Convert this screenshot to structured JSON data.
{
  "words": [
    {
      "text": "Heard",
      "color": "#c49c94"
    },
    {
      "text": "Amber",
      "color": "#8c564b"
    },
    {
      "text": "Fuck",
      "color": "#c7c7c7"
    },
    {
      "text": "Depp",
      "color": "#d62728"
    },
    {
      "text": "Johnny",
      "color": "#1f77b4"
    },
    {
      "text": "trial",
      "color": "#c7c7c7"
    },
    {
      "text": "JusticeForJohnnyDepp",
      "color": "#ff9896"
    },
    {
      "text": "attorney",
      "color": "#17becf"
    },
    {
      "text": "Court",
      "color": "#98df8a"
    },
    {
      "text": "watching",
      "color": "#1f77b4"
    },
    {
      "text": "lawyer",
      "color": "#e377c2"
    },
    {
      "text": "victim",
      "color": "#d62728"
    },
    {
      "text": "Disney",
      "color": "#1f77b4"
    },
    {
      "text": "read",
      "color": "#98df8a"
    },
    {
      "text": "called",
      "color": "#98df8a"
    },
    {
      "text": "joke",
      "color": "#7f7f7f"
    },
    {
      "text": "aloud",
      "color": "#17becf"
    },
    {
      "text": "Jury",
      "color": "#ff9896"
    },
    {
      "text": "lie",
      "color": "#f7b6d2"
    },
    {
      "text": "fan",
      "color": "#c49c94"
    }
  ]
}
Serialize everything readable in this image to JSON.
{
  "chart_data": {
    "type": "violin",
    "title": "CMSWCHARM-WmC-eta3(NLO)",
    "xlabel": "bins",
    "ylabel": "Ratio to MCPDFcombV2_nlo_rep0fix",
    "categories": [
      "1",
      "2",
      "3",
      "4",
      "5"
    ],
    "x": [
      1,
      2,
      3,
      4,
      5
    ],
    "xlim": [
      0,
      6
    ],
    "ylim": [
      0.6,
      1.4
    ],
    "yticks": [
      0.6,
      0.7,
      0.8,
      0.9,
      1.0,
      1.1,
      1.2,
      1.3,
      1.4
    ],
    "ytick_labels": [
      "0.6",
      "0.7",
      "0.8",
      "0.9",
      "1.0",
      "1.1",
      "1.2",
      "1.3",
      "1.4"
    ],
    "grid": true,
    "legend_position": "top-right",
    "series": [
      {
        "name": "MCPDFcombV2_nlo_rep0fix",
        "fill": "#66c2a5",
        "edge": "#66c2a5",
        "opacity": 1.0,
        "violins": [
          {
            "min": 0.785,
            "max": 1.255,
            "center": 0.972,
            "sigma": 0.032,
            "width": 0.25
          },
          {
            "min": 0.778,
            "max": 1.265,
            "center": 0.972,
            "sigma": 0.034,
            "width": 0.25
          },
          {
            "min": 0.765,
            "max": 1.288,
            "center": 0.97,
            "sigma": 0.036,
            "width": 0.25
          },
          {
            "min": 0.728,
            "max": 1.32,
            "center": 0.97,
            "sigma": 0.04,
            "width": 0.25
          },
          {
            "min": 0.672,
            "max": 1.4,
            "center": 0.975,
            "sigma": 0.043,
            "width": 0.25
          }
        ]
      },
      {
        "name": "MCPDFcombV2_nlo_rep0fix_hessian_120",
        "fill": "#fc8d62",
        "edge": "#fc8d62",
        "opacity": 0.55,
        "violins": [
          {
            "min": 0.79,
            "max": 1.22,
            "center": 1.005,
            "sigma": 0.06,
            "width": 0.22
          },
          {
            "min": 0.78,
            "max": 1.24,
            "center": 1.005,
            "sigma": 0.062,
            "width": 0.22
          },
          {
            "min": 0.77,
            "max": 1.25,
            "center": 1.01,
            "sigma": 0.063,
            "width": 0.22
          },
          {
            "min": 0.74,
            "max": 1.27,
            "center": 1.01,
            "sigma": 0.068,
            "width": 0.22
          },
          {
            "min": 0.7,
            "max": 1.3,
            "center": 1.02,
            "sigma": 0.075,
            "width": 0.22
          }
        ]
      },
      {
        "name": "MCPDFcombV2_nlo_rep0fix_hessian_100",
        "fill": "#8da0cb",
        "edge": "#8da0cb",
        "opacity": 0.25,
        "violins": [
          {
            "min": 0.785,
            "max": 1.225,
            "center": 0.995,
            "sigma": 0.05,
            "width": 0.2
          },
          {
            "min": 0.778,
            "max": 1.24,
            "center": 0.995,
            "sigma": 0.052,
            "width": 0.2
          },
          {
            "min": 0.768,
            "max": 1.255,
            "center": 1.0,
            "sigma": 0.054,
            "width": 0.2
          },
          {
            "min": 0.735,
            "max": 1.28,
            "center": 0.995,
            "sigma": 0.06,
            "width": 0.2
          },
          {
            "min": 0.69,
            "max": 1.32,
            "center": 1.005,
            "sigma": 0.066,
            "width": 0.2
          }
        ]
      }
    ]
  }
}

◇ ◇ ◇ ◇

*Exercise requirements:* Each line of the material should be duplicated exactly, please.

*The response:*
Convert this screenshot to structured JSON data.
{
  "words": [
    {
      "text": "Heard",
      "color": "#c49c94"
    },
    {
      "text": "Amber",
      "color": "#8c564b"
    },
    {
      "text": "Fuck",
      "color": "#c7c7c7"
    },
    {
      "text": "Depp",
      "color": "#d62728"
    },
    {
      "text": "Johnny",
      "color": "#1f77b4"
    },
    {
      "text": "trial",
      "color": "#c7c7c7"
    },
    {
      "text": "JusticeForJohnnyDepp",
      "color": "#ff9896"
    },
    {
      "text": "attorney",
      "color": "#17becf"
    },
    {
      "text": "Court",
      "color": "#98df8a"
    },
    {
      "text": "watching",
      "color": "#1f77b4"
    },
    {
      "text": "lawyer",
      "color": "#e377c2"
    },
    {
      "text": "victim",
      "color": "#d62728"
    },
    {
      "text": "Disney",
      "color": "#1f77b4"
    },
    {
      "text": "read",
      "color": "#98df8a"
    },
    {
      "text": "called",
      "color": "#98df8a"
    },
    {
      "text": "joke",
      "color": "#7f7f7f"
    },
    {
      "text": "aloud",
      "color": "#17becf"
    },
    {
      "text": "Jury",
      "color": "#ff9896"
    },
    {
      "text": "lie",
      "color": "#f7b6d2"
    },
    {
      "text": "fan",
      "color": "#c49c94"
    }
  ]
}
Serialize everything readable in this image to JSON.
{
  "chart_data": {
    "type": "violin",
    "title": "CMSWCHARM-WmC-eta3(NLO)",
    "xlabel": "bins",
    "ylabel": "Ratio to MCPDFcombV2_nlo_rep0fix",
    "categories": [
      "1",
      "2",
      "3",
      "4",
      "5"
    ],
    "x": [
      1,
      2,
      3,
      4,
      5
    ],
    "xlim": [
      0,
      6
    ],
    "ylim": [
      0.6,
      1.4
    ],
    "yticks": [
      0.6,
      0.7,
      0.8,
      0.9,
      1.0,
      1.1,
      1.2,
      1.3,
      1.4
    ],
    "ytick_labels": [
      "0.6",
      "0.7",
      "0.8",
      "0.9",
      "1.0",
      "1.1",
      "1.2",
      "1.3",
      "1.4"
    ],
    "grid": true,
    "legend_position": "top-right",
    "series": [
      {
        "name": "MCPDFcombV2_nlo_rep0fix",
        "fill": "#66c2a5",
        "edge": "#66c2a5",
        "opacity": 1.0,
        "violins": [
          {
            "min": 0.785,
            "max": 1.255,
            "center": 0.972,
            "sigma": 0.032,
            "width": 0.25
          },
          {
            "min": 0.778,
            "max": 1.265,
            "center": 0.972,
            "sigma": 0.034,
            "width": 0.25
          },
          {
            "min": 0.765,
            "max": 1.288,
            "center": 0.97,
            "sigma": 0.036,
            "width": 0.25
          },
          {
            "min": 0.728,
            "max": 1.32,
            "center": 0.97,
            "sigma": 0.04,
            "width": 0.25
          },
          {
            "min": 0.672,
            "max": 1.4,
            "center": 0.975,
            "sigma": 0.043,
            "width": 0.25
          }
        ]
      },
      {
        "name": "MCPDFcombV2_nlo_rep0fix_hessian_120",
        "fill": "#fc8d62",
        "edge": "#fc8d62",
        "opacity": 0.55,
        "violins": [
          {
            "min": 0.79,
            "max": 1.22,
            "center": 1.005,
            "sigma": 0.06,
            "width": 0.22
          },
          {
            "min": 0.78,
            "max": 1.24,
            "center": 1.005,
            "sigma": 0.062,
            "width": 0.22
          },
          {
            "min": 0.77,
            "max": 1.25,
            "center": 1.01,
            "sigma": 0.063,
            "width": 0.22
          },
          {
            "min": 0.74,
            "max": 1.27,
            "center": 1.01,
            "sigma": 0.068,
            "width": 0.22
          },
          {
            "min": 0.7,
            "max": 1.3,
            "center": 1.02,
            "sigma": 0.075,
            "width": 0.22
          }
        ]
      },
      {
        "name": "MCPDFcombV2_nlo_rep0fix_hessian_100",
        "fill": "#8da0cb",
        "edge": "#8da0cb",
        "opacity": 0.25,
        "violins": [
          {
            "min": 0.785,
            "max": 1.225,
            "center": 0.995,
            "sigma": 0.05,
            "width": 0.2
          },
          {
            "min": 0.778,
            "max": 1.24,
            "center": 0.995,
            "sigma": 0.052,
            "width": 0.2
          },
          {
            "min": 0.768,
            "max": 1.255,
            "center": 1.0,
            "sigma": 0.054,
            "width": 0.2
          },
          {
            "min": 0.735,
            "max": 1.28,
            "center": 0.995,
            "sigma": 0.06,
            "width": 0.2
          },
          {
            "min": 0.69,
            "max": 1.32,
            "center": 1.005,
            "sigma": 0.066,
            "width": 0.2
          }
        ]
      }
    ]
  }
}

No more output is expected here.